Task to complete:
Pick out the lines below with "title" and list them.

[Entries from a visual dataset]
+++

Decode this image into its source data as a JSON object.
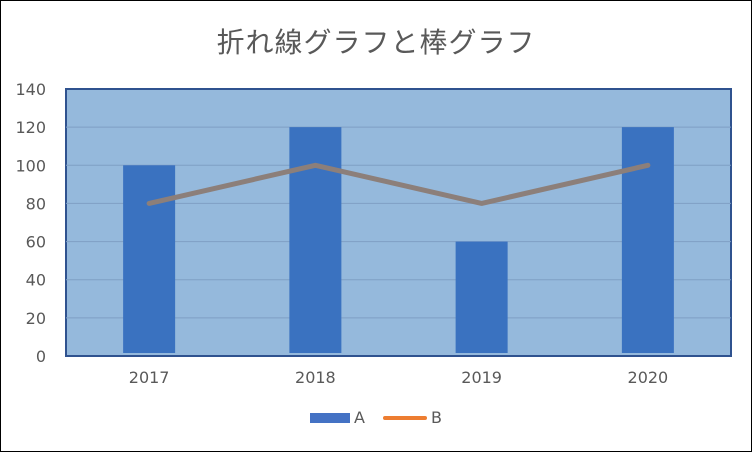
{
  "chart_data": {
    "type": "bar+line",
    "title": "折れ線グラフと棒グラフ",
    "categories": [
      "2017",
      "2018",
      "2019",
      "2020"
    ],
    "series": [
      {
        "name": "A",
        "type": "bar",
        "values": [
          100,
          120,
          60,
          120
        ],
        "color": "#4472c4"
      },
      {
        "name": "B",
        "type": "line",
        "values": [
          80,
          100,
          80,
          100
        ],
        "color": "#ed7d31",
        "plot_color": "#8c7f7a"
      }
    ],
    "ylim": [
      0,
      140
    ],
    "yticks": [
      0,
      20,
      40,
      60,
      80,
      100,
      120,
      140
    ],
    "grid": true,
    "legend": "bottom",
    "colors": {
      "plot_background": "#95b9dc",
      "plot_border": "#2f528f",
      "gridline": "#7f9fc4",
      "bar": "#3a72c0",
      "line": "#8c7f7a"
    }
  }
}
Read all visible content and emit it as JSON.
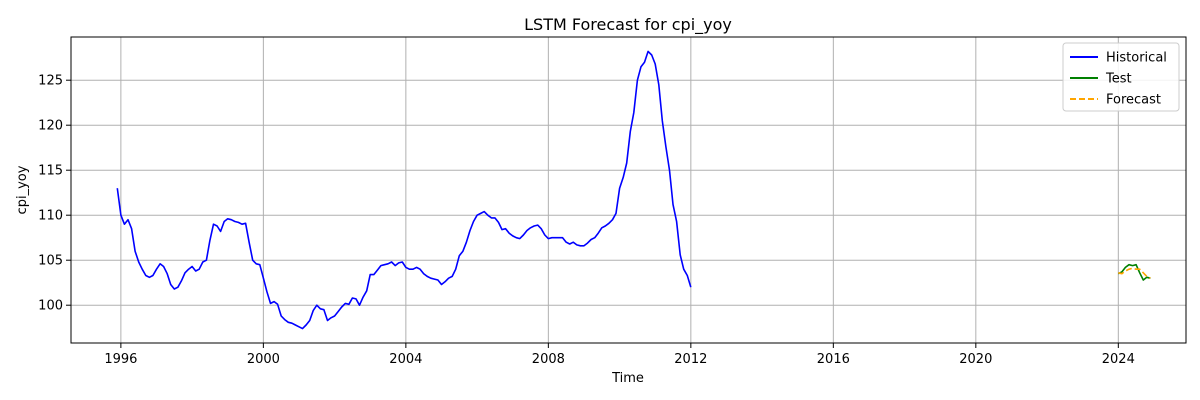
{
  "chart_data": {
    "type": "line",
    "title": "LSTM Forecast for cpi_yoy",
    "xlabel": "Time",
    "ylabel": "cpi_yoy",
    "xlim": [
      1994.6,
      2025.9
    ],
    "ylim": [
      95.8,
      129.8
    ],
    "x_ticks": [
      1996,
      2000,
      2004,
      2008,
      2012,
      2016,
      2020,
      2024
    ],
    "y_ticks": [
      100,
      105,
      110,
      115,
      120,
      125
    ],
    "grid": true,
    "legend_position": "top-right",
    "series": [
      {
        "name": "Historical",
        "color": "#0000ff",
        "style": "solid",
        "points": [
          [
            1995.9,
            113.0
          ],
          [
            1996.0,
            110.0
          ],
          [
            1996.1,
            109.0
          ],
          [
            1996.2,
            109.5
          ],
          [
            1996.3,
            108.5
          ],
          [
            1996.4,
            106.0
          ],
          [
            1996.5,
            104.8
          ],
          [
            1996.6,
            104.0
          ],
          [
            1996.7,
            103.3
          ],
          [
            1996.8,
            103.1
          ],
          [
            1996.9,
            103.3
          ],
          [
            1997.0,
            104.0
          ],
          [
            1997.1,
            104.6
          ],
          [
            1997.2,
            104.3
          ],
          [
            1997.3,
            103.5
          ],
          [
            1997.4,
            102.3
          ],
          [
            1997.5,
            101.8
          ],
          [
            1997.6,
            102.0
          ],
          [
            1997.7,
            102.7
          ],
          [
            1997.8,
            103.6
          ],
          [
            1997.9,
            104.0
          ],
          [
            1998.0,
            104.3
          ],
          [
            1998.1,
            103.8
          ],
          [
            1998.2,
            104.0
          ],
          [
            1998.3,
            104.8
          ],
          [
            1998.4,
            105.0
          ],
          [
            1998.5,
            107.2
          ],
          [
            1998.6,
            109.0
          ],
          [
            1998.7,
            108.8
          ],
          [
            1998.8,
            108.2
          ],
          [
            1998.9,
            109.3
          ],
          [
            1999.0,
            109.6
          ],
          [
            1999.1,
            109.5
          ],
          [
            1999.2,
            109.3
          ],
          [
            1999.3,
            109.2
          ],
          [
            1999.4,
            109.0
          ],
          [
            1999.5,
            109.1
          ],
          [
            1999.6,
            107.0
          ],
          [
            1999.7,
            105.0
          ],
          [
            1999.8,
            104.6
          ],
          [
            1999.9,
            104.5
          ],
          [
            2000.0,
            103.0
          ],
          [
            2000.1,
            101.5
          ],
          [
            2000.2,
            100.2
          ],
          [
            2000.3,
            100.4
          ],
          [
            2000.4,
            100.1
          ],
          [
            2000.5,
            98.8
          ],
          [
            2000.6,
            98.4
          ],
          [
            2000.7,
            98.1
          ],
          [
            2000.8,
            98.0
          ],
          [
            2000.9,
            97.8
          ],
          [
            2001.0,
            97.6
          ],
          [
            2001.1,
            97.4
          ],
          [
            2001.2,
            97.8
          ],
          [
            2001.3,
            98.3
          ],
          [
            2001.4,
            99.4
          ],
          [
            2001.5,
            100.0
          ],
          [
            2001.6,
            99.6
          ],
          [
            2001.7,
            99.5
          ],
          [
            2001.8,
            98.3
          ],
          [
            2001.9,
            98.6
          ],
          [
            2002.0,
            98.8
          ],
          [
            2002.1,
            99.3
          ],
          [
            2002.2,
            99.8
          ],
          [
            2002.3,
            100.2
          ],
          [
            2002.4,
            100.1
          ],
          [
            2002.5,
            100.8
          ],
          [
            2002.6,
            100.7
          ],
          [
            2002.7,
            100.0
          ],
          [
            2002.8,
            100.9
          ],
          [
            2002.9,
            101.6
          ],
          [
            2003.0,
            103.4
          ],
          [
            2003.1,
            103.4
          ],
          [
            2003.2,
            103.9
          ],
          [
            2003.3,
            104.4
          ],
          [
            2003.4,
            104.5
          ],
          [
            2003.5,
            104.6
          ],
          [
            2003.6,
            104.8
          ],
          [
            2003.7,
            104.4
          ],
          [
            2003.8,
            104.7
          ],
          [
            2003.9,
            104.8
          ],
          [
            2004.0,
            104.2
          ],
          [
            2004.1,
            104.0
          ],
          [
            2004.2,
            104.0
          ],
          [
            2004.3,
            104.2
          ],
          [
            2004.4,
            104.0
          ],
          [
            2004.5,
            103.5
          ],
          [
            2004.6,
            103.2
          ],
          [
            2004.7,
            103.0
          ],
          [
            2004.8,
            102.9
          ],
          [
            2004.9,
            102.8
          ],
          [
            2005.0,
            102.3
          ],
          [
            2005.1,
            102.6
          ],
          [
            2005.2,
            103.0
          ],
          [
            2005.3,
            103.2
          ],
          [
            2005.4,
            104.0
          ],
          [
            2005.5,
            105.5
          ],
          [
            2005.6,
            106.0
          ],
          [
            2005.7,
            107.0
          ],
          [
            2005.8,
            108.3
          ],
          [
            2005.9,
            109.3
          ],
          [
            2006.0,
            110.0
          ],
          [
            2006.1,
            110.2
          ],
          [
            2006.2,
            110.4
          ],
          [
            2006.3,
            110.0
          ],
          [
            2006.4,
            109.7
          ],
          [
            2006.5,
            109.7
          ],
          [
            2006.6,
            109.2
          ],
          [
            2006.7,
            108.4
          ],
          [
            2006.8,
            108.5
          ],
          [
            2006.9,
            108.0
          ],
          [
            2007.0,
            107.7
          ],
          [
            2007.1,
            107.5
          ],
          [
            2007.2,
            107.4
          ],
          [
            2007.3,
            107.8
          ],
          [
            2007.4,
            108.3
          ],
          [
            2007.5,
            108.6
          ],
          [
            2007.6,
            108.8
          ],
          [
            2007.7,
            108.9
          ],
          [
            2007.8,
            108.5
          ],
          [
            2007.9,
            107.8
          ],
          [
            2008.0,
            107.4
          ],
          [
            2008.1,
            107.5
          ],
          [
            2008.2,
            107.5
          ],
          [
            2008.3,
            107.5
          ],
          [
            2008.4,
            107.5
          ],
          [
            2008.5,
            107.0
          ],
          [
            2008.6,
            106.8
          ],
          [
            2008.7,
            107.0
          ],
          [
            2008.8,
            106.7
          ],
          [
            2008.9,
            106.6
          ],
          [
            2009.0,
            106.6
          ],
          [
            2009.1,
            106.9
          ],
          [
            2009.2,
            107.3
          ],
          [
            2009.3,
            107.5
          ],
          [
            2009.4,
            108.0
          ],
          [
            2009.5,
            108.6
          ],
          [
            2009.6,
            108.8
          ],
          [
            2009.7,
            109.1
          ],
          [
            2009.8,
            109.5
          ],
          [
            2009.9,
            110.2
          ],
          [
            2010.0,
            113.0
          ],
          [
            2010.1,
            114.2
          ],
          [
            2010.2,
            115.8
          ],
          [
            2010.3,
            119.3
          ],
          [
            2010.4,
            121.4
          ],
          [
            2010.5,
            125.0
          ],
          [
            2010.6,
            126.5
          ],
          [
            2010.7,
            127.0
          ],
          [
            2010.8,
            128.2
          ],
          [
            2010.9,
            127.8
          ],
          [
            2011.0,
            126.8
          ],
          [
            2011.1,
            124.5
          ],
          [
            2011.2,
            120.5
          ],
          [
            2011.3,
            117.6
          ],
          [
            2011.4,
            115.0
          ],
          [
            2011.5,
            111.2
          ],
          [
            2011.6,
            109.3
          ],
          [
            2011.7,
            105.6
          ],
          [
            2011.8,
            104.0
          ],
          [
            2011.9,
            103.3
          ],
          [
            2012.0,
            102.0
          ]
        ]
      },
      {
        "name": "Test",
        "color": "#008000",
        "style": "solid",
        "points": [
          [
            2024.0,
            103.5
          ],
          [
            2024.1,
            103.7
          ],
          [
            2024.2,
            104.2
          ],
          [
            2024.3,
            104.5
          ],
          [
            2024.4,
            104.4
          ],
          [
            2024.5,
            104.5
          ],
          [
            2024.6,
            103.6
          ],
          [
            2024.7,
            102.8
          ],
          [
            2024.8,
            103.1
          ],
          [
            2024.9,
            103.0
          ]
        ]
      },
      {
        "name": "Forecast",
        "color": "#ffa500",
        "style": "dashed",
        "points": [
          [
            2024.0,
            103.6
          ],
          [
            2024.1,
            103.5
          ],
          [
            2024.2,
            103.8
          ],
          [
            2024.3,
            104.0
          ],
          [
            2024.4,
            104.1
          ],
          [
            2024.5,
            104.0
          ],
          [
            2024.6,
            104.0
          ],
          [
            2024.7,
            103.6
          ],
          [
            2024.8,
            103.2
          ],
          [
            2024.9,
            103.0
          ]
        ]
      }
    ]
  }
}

+++

Reply to the exercise:
    "title": "折れ線グラフと棒グラフ",
    "title": "LSTM Forecast for cpi_yoy",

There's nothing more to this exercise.